» Dataset entries on figures
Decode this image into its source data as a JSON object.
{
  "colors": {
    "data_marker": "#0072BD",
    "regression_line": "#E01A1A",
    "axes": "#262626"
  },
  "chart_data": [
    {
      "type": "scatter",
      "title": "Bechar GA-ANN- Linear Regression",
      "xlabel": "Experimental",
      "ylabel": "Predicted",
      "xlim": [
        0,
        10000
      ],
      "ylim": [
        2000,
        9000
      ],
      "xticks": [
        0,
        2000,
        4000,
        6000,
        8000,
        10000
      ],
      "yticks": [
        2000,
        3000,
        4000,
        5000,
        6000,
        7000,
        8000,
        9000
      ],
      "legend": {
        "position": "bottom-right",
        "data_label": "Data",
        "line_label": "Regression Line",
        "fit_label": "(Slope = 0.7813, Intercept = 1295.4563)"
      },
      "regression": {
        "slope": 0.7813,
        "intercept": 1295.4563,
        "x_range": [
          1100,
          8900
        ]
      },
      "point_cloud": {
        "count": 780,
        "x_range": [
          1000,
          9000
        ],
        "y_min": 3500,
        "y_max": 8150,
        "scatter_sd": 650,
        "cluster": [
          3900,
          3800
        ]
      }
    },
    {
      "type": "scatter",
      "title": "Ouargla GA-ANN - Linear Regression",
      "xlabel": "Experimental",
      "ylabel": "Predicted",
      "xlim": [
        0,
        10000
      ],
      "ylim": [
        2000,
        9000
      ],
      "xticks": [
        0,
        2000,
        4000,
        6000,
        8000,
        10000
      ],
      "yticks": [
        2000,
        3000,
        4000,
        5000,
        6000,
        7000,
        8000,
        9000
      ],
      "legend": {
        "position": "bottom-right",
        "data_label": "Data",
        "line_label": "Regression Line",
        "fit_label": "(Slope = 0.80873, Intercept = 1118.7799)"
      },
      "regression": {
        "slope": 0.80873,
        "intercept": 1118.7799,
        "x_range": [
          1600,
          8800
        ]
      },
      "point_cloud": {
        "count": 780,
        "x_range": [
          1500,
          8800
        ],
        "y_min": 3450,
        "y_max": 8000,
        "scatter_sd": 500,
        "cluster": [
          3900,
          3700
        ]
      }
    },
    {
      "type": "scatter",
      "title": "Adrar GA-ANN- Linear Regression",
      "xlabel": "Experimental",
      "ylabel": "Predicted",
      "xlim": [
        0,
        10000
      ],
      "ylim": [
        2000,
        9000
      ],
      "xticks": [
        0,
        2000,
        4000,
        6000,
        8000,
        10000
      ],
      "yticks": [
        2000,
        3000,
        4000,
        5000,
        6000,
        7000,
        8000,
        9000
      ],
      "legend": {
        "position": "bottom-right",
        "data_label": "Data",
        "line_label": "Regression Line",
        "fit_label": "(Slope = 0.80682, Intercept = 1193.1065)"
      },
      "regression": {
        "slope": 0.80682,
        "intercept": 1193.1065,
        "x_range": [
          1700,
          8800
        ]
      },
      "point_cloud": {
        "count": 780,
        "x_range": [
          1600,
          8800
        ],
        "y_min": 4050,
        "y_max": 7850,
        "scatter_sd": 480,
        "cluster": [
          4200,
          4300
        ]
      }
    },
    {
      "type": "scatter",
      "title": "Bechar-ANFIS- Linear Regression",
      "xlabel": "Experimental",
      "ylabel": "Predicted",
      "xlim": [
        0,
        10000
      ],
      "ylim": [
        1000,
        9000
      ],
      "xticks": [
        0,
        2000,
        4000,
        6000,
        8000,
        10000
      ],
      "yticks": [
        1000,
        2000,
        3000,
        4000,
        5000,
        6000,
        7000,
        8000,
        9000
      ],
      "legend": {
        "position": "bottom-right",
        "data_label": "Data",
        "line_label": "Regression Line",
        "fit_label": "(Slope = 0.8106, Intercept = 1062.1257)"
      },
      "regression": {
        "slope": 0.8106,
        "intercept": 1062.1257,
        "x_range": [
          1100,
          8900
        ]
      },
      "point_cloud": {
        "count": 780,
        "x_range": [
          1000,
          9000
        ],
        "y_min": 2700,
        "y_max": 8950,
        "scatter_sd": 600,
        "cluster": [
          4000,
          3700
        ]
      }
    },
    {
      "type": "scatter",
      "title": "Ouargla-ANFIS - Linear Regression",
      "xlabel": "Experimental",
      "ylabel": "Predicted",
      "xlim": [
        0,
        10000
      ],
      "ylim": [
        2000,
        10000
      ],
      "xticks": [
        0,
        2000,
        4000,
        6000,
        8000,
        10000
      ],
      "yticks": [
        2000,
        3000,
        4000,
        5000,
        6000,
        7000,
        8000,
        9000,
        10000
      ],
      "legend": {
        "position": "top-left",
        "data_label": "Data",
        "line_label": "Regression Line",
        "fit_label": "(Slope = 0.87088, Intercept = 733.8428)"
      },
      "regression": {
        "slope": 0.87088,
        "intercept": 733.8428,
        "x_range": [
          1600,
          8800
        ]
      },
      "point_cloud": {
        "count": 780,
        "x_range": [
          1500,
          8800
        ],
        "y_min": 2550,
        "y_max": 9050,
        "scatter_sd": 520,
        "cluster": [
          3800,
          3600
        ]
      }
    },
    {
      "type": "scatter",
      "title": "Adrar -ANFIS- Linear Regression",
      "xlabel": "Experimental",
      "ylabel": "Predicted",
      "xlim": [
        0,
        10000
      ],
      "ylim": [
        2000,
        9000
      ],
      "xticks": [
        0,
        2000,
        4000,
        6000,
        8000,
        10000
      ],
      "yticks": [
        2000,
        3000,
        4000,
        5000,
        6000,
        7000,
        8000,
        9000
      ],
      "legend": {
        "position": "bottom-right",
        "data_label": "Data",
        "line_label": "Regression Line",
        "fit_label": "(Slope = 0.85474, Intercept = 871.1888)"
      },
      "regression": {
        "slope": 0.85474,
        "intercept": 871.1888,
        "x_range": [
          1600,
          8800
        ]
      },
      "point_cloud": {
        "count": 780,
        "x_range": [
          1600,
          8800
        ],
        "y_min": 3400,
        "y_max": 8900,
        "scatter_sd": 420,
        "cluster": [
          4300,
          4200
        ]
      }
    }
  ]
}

» Exercise brief
Output the entries exactly.

» Solution to the exercise
Decode this image into its source data as a JSON object.
{
  "colors": {
    "data_marker": "#0072BD",
    "regression_line": "#E01A1A",
    "axes": "#262626"
  },
  "chart_data": [
    {
      "type": "scatter",
      "title": "Bechar GA-ANN- Linear Regression",
      "xlabel": "Experimental",
      "ylabel": "Predicted",
      "xlim": [
        0,
        10000
      ],
      "ylim": [
        2000,
        9000
      ],
      "xticks": [
        0,
        2000,
        4000,
        6000,
        8000,
        10000
      ],
      "yticks": [
        2000,
        3000,
        4000,
        5000,
        6000,
        7000,
        8000,
        9000
      ],
      "legend": {
        "position": "bottom-right",
        "data_label": "Data",
        "line_label": "Regression Line",
        "fit_label": "(Slope = 0.7813, Intercept = 1295.4563)"
      },
      "regression": {
        "slope": 0.7813,
        "intercept": 1295.4563,
        "x_range": [
          1100,
          8900
        ]
      },
      "point_cloud": {
        "count": 780,
        "x_range": [
          1000,
          9000
        ],
        "y_min": 3500,
        "y_max": 8150,
        "scatter_sd": 650,
        "cluster": [
          3900,
          3800
        ]
      }
    },
    {
      "type": "scatter",
      "title": "Ouargla GA-ANN - Linear Regression",
      "xlabel": "Experimental",
      "ylabel": "Predicted",
      "xlim": [
        0,
        10000
      ],
      "ylim": [
        2000,
        9000
      ],
      "xticks": [
        0,
        2000,
        4000,
        6000,
        8000,
        10000
      ],
      "yticks": [
        2000,
        3000,
        4000,
        5000,
        6000,
        7000,
        8000,
        9000
      ],
      "legend": {
        "position": "bottom-right",
        "data_label": "Data",
        "line_label": "Regression Line",
        "fit_label": "(Slope = 0.80873, Intercept = 1118.7799)"
      },
      "regression": {
        "slope": 0.80873,
        "intercept": 1118.7799,
        "x_range": [
          1600,
          8800
        ]
      },
      "point_cloud": {
        "count": 780,
        "x_range": [
          1500,
          8800
        ],
        "y_min": 3450,
        "y_max": 8000,
        "scatter_sd": 500,
        "cluster": [
          3900,
          3700
        ]
      }
    },
    {
      "type": "scatter",
      "title": "Adrar GA-ANN- Linear Regression",
      "xlabel": "Experimental",
      "ylabel": "Predicted",
      "xlim": [
        0,
        10000
      ],
      "ylim": [
        2000,
        9000
      ],
      "xticks": [
        0,
        2000,
        4000,
        6000,
        8000,
        10000
      ],
      "yticks": [
        2000,
        3000,
        4000,
        5000,
        6000,
        7000,
        8000,
        9000
      ],
      "legend": {
        "position": "bottom-right",
        "data_label": "Data",
        "line_label": "Regression Line",
        "fit_label": "(Slope = 0.80682, Intercept = 1193.1065)"
      },
      "regression": {
        "slope": 0.80682,
        "intercept": 1193.1065,
        "x_range": [
          1700,
          8800
        ]
      },
      "point_cloud": {
        "count": 780,
        "x_range": [
          1600,
          8800
        ],
        "y_min": 4050,
        "y_max": 7850,
        "scatter_sd": 480,
        "cluster": [
          4200,
          4300
        ]
      }
    },
    {
      "type": "scatter",
      "title": "Bechar-ANFIS- Linear Regression",
      "xlabel": "Experimental",
      "ylabel": "Predicted",
      "xlim": [
        0,
        10000
      ],
      "ylim": [
        1000,
        9000
      ],
      "xticks": [
        0,
        2000,
        4000,
        6000,
        8000,
        10000
      ],
      "yticks": [
        1000,
        2000,
        3000,
        4000,
        5000,
        6000,
        7000,
        8000,
        9000
      ],
      "legend": {
        "position": "bottom-right",
        "data_label": "Data",
        "line_label": "Regression Line",
        "fit_label": "(Slope = 0.8106, Intercept = 1062.1257)"
      },
      "regression": {
        "slope": 0.8106,
        "intercept": 1062.1257,
        "x_range": [
          1100,
          8900
        ]
      },
      "point_cloud": {
        "count": 780,
        "x_range": [
          1000,
          9000
        ],
        "y_min": 2700,
        "y_max": 8950,
        "scatter_sd": 600,
        "cluster": [
          4000,
          3700
        ]
      }
    },
    {
      "type": "scatter",
      "title": "Ouargla-ANFIS - Linear Regression",
      "xlabel": "Experimental",
      "ylabel": "Predicted",
      "xlim": [
        0,
        10000
      ],
      "ylim": [
        2000,
        10000
      ],
      "xticks": [
        0,
        2000,
        4000,
        6000,
        8000,
        10000
      ],
      "yticks": [
        2000,
        3000,
        4000,
        5000,
        6000,
        7000,
        8000,
        9000,
        10000
      ],
      "legend": {
        "position": "top-left",
        "data_label": "Data",
        "line_label": "Regression Line",
        "fit_label": "(Slope = 0.87088, Intercept = 733.8428)"
      },
      "regression": {
        "slope": 0.87088,
        "intercept": 733.8428,
        "x_range": [
          1600,
          8800
        ]
      },
      "point_cloud": {
        "count": 780,
        "x_range": [
          1500,
          8800
        ],
        "y_min": 2550,
        "y_max": 9050,
        "scatter_sd": 520,
        "cluster": [
          3800,
          3600
        ]
      }
    },
    {
      "type": "scatter",
      "title": "Adrar -ANFIS- Linear Regression",
      "xlabel": "Experimental",
      "ylabel": "Predicted",
      "xlim": [
        0,
        10000
      ],
      "ylim": [
        2000,
        9000
      ],
      "xticks": [
        0,
        2000,
        4000,
        6000,
        8000,
        10000
      ],
      "yticks": [
        2000,
        3000,
        4000,
        5000,
        6000,
        7000,
        8000,
        9000
      ],
      "legend": {
        "position": "bottom-right",
        "data_label": "Data",
        "line_label": "Regression Line",
        "fit_label": "(Slope = 0.85474, Intercept = 871.1888)"
      },
      "regression": {
        "slope": 0.85474,
        "intercept": 871.1888,
        "x_range": [
          1600,
          8800
        ]
      },
      "point_cloud": {
        "count": 780,
        "x_range": [
          1600,
          8800
        ],
        "y_min": 3400,
        "y_max": 8900,
        "scatter_sd": 420,
        "cluster": [
          4300,
          4200
        ]
      }
    }
  ]
}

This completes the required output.